### Given instruction
Could you transcribe the material below exactly, without leaving out a single line?

———

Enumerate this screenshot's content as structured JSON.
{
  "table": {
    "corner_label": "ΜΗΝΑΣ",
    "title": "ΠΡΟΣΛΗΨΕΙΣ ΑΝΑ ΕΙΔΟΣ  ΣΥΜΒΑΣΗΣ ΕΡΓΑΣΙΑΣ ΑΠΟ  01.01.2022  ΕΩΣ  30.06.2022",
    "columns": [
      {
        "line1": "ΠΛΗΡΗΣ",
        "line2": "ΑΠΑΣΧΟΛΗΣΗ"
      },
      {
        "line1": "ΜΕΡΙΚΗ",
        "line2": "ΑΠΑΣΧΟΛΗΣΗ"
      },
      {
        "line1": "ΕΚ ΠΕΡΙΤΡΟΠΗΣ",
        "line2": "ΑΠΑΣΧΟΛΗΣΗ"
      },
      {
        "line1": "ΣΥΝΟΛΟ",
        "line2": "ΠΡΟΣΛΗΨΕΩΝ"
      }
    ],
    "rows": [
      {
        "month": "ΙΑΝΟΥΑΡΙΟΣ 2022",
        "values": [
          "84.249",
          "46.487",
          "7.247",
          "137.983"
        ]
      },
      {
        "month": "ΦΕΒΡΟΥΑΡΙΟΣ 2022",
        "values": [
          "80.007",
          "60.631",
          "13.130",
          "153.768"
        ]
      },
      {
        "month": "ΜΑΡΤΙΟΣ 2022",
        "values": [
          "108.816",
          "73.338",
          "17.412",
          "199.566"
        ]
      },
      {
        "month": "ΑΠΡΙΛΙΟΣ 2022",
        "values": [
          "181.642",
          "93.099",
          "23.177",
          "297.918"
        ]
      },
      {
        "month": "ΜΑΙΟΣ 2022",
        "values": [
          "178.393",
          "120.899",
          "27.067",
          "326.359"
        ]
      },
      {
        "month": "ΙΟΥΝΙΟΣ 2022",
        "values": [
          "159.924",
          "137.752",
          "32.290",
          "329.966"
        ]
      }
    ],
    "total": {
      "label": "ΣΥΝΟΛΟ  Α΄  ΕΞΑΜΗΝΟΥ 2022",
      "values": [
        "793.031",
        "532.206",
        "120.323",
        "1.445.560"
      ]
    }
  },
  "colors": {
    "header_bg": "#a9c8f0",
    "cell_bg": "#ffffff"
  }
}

———

### Exercise result
Enumerate this screenshot's content as structured JSON.
{
  "table": {
    "corner_label": "ΜΗΝΑΣ",
    "title": "ΠΡΟΣΛΗΨΕΙΣ ΑΝΑ ΕΙΔΟΣ  ΣΥΜΒΑΣΗΣ ΕΡΓΑΣΙΑΣ ΑΠΟ  01.01.2022  ΕΩΣ  30.06.2022",
    "columns": [
      {
        "line1": "ΠΛΗΡΗΣ",
        "line2": "ΑΠΑΣΧΟΛΗΣΗ"
      },
      {
        "line1": "ΜΕΡΙΚΗ",
        "line2": "ΑΠΑΣΧΟΛΗΣΗ"
      },
      {
        "line1": "ΕΚ ΠΕΡΙΤΡΟΠΗΣ",
        "line2": "ΑΠΑΣΧΟΛΗΣΗ"
      },
      {
        "line1": "ΣΥΝΟΛΟ",
        "line2": "ΠΡΟΣΛΗΨΕΩΝ"
      }
    ],
    "rows": [
      {
        "month": "ΙΑΝΟΥΑΡΙΟΣ 2022",
        "values": [
          "84.249",
          "46.487",
          "7.247",
          "137.983"
        ]
      },
      {
        "month": "ΦΕΒΡΟΥΑΡΙΟΣ 2022",
        "values": [
          "80.007",
          "60.631",
          "13.130",
          "153.768"
        ]
      },
      {
        "month": "ΜΑΡΤΙΟΣ 2022",
        "values": [
          "108.816",
          "73.338",
          "17.412",
          "199.566"
        ]
      },
      {
        "month": "ΑΠΡΙΛΙΟΣ 2022",
        "values": [
          "181.642",
          "93.099",
          "23.177",
          "297.918"
        ]
      },
      {
        "month": "ΜΑΙΟΣ 2022",
        "values": [
          "178.393",
          "120.899",
          "27.067",
          "326.359"
        ]
      },
      {
        "month": "ΙΟΥΝΙΟΣ 2022",
        "values": [
          "159.924",
          "137.752",
          "32.290",
          "329.966"
        ]
      }
    ],
    "total": {
      "label": "ΣΥΝΟΛΟ  Α΄  ΕΞΑΜΗΝΟΥ 2022",
      "values": [
        "793.031",
        "532.206",
        "120.323",
        "1.445.560"
      ]
    }
  },
  "colors": {
    "header_bg": "#a9c8f0",
    "cell_bg": "#ffffff"
  }
}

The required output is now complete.